> **Document excerpt**:

_ _ _

Interfaces needed in PyPose

  1. Dynamic System (DubinCar, Multicopter)
  2. Trajectory Generator(Minimum Jerk Trajectory, Right now the trajectory generation code is not included in pypose lib, instead they are located in examples folders.
    • from examples.module.controller_parameters_tuner.trajectory_gen import PolynomialTrajectoryGenerator)
  3. controller
class Controller(nn.Module):
    r"""
    This class is the basic class for all controller implementations.
    """
    def __init__(self):
        pass

    def get_control(self, parameters, state, ref_state, feed_forward_quantity):
        r"""
        Args:
            parameters: controller parameters, e.g. kp, ki, kd in PID controllers.
            state:  current system state of dynamic systems.
            ref_state:  the reference state of systems to reach.
            feed_forward_quantity: system plant input generated by other feed forward
                controllers.
        """
        pass

    def reset(self):
        r"""
        This method is used to reset the internal state.
        For example, integrated error in PID controller
        """
        pass
  1. Controller Parameters Tuner
class ControllerParametersTuner():
    def __init__(self, learning_rate):
        self.learning_rate = learning_rate
   
    r"""

_ _ _

> **Excerpted records**:
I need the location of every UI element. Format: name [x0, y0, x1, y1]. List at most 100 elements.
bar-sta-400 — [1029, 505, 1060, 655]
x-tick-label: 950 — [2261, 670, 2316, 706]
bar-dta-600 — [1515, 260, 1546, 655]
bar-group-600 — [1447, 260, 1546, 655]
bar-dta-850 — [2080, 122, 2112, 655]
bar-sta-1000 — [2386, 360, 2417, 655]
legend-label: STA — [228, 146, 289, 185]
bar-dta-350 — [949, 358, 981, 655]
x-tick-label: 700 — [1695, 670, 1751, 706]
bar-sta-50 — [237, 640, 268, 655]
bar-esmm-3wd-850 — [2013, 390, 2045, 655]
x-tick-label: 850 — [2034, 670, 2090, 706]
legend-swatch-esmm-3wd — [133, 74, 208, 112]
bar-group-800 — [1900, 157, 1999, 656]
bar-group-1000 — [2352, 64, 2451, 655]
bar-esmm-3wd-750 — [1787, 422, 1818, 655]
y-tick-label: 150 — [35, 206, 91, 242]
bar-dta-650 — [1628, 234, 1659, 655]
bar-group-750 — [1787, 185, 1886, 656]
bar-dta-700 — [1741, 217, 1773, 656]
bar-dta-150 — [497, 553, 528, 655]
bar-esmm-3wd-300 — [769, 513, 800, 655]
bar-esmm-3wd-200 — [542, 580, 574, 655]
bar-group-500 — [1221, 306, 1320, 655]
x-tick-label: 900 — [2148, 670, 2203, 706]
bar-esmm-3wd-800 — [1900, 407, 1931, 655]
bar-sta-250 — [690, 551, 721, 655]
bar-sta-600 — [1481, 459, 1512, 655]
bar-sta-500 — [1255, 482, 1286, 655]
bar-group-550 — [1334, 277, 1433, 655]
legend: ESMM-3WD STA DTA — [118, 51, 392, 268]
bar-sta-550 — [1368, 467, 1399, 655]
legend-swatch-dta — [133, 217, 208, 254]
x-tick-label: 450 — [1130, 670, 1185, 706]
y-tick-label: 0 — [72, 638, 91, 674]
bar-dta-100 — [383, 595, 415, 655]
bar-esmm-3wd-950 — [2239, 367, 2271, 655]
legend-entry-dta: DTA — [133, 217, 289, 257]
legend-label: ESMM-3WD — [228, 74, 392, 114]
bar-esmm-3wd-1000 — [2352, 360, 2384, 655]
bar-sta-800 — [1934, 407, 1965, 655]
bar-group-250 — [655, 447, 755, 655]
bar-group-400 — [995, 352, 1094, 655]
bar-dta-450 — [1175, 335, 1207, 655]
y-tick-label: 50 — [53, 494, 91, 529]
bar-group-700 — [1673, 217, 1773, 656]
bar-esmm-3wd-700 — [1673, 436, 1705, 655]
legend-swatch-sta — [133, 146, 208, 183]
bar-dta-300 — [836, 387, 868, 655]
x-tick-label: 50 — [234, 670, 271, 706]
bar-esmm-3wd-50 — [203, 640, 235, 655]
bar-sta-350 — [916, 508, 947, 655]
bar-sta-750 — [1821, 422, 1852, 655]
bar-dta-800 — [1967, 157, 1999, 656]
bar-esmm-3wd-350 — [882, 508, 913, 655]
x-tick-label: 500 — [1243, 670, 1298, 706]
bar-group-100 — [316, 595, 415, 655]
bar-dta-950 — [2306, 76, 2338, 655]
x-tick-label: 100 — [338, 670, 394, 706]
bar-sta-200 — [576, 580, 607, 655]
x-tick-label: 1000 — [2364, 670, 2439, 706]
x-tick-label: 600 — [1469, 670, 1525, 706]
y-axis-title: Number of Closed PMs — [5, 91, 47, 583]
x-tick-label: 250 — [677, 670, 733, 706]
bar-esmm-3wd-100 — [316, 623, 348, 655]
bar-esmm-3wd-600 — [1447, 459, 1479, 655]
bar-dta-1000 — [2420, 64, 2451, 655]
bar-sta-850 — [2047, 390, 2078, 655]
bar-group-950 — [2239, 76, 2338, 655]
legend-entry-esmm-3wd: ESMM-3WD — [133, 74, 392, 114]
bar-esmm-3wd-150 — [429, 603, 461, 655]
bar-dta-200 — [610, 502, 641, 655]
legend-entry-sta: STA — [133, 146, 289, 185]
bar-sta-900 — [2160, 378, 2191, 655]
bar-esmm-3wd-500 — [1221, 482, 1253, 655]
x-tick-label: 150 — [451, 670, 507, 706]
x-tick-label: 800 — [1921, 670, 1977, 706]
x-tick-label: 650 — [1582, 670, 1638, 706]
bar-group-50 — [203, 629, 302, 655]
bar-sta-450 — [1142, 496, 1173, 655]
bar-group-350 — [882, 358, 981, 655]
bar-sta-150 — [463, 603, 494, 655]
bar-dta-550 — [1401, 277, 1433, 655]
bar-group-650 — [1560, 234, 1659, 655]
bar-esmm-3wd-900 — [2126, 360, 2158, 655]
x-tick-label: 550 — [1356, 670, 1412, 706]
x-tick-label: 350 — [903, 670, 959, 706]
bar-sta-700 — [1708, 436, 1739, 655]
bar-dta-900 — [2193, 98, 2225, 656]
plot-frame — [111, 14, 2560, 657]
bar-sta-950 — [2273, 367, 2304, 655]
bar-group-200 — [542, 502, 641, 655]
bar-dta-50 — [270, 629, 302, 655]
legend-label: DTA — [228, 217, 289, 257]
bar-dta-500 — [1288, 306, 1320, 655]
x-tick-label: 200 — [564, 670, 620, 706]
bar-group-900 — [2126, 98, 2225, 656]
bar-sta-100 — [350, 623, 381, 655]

_ _ _

> **Exercise brief**:
Answer these questions about the PyPose interfaces excerpt:
(a) Where is the trajectory generation code currently located?
(b) According to its docstring, what does the reset method of the Controller class do?
(c) Which argument does the __init__ method of ControllerParametersTuner take?

> **Exercise output**:
(a) It is in the examples folders, not in the pypose lib.
(b) It resets the internal state, such as the integrated error in a PID controller.
(c) It takes learning_rate.